● **Problem requirements**: Below is a listing; write it out exactly and drop any images from it.

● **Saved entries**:
********

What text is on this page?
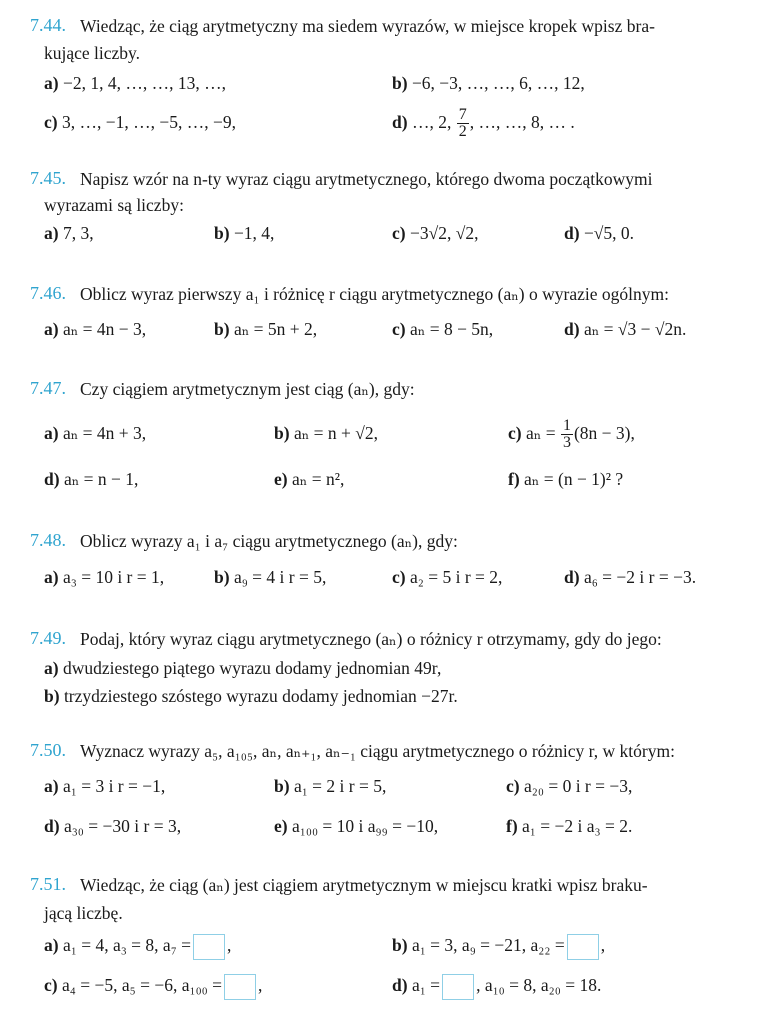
7.44. Wiedząc, że ciąg arytmetyczny ma siedem wyrazów, w miejsce kropek wpisz bra-
kujące liczby.
a) −2, 1, 4, …, …, 13, …,	b) −6, −3, …, …, 6, …, 12,
c) 3, …, −1, …, −5, …, −9,	d) …, 2, $\frac{7}{2}$ , …, …, 8, … .
7.45. Napisz wzór na n-ty wyraz ciągu arytmetycznego, którego dwoma początkowymi
wyrazami są liczby:
a) 7, 3,	b) −1, 4,	c) −3√2, √2,	d) −√5, 0.
7.46. Oblicz wyraz pierwszy a₁ i różnicę r ciągu arytmetycznego (aₙ) o wyrazie ogólnym:
a) aₙ = 4n − 3,	b) aₙ = 5n + 2,	c) aₙ = 8 − 5n,	d) aₙ = √3 − √2n.
7.47. Czy ciągiem arytmetycznym jest ciąg (aₙ), gdy:
a) aₙ = 4n + 3,	b) aₙ = n + √2,	c) $a_n = \frac{1}{3} (8n - 3)$,
d) aₙ = n − 1,	e) aₙ = n²,	f) aₙ = (n − 1)² ?
7.48. Oblicz wyrazy a₁ i a₇ ciągu arytmetycznego (aₙ), gdy:
a) a₃ = 10 i r = 1,	b) a₉ = 4 i r = 5,	c) a₂ = 5 i r = 2,	d) a₆ = −2 i r = −3.
7.49. Podaj, który wyraz ciągu arytmetycznego (aₙ) o różnicy r otrzymamy, gdy do jego:
a) dwudziestego piątego wyrazu dodamy jednomian 49r,
b) trzydziestego szóstego wyrazu dodamy jednomian −27r.
7.50. Wyznacz wyrazy a₅, a₁₀₅, aₙ, aₙ₊₁, aₙ₋₁ ciągu arytmetycznego o różnicy r, w którym:
a) a₁ = 3 i r = −1,	b) a₁ = 2 i r = 5,	c) a₂₀ = 0 i r = −3,
d) a₃₀ = −30 i r = 3,	e) a₁₀₀ = 10 i a₉₉ = −10,	f) a₁ = −2 i a₃ = 2.
7.51. Wiedząc, że ciąg (aₙ) jest ciągiem arytmetycznym w miejscu kratki wpisz braku-
jącą liczbę.
a) a₁ = 4, a₃ = 8, a₇ = ,	b) a₁ = 3, a₉ = −21, a₂₂ = ,
c) a₄ = −5, a₅ = −6, a₁₀₀ = ,	d) a₁ = , a₁₀ = 8, a₂₀ = 18.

********

● **Response for this exercise**:
What text is on this page?
7.44. Wiedząc, że ciąg arytmetyczny ma siedem wyrazów, w miejsce kropek wpisz bra-
kujące liczby.
a) −2, 1, 4, …, …, 13, …,	b) −6, −3, …, …, 6, …, 12,
c) 3, …, −1, …, −5, …, −9,	d) …, 2, $\frac{7}{2}$ , …, …, 8, … .
7.45. Napisz wzór na n-ty wyraz ciągu arytmetycznego, którego dwoma początkowymi
wyrazami są liczby:
a) 7, 3,	b) −1, 4,	c) −3√2, √2,	d) −√5, 0.
7.46. Oblicz wyraz pierwszy a₁ i różnicę r ciągu arytmetycznego (aₙ) o wyrazie ogólnym:
a) aₙ = 4n − 3,	b) aₙ = 5n + 2,	c) aₙ = 8 − 5n,	d) aₙ = √3 − √2n.
7.47. Czy ciągiem arytmetycznym jest ciąg (aₙ), gdy:
a) aₙ = 4n + 3,	b) aₙ = n + √2,	c) $a_n = \frac{1}{3} (8n - 3)$,
d) aₙ = n − 1,	e) aₙ = n²,	f) aₙ = (n − 1)² ?
7.48. Oblicz wyrazy a₁ i a₇ ciągu arytmetycznego (aₙ), gdy:
a) a₃ = 10 i r = 1,	b) a₉ = 4 i r = 5,	c) a₂ = 5 i r = 2,	d) a₆ = −2 i r = −3.
7.49. Podaj, który wyraz ciągu arytmetycznego (aₙ) o różnicy r otrzymamy, gdy do jego:
a) dwudziestego piątego wyrazu dodamy jednomian 49r,
b) trzydziestego szóstego wyrazu dodamy jednomian −27r.
7.50. Wyznacz wyrazy a₅, a₁₀₅, aₙ, aₙ₊₁, aₙ₋₁ ciągu arytmetycznego o różnicy r, w którym:
a) a₁ = 3 i r = −1,	b) a₁ = 2 i r = 5,	c) a₂₀ = 0 i r = −3,
d) a₃₀ = −30 i r = 3,	e) a₁₀₀ = 10 i a₉₉ = −10,	f) a₁ = −2 i a₃ = 2.
7.51. Wiedząc, że ciąg (aₙ) jest ciągiem arytmetycznym w miejscu kratki wpisz braku-
jącą liczbę.
a) a₁ = 4, a₃ = 8, a₇ = ,	b) a₁ = 3, a₉ = −21, a₂₂ = ,
c) a₄ = −5, a₅ = −6, a₁₀₀ = ,	d) a₁ = , a₁₀ = 8, a₂₀ = 18.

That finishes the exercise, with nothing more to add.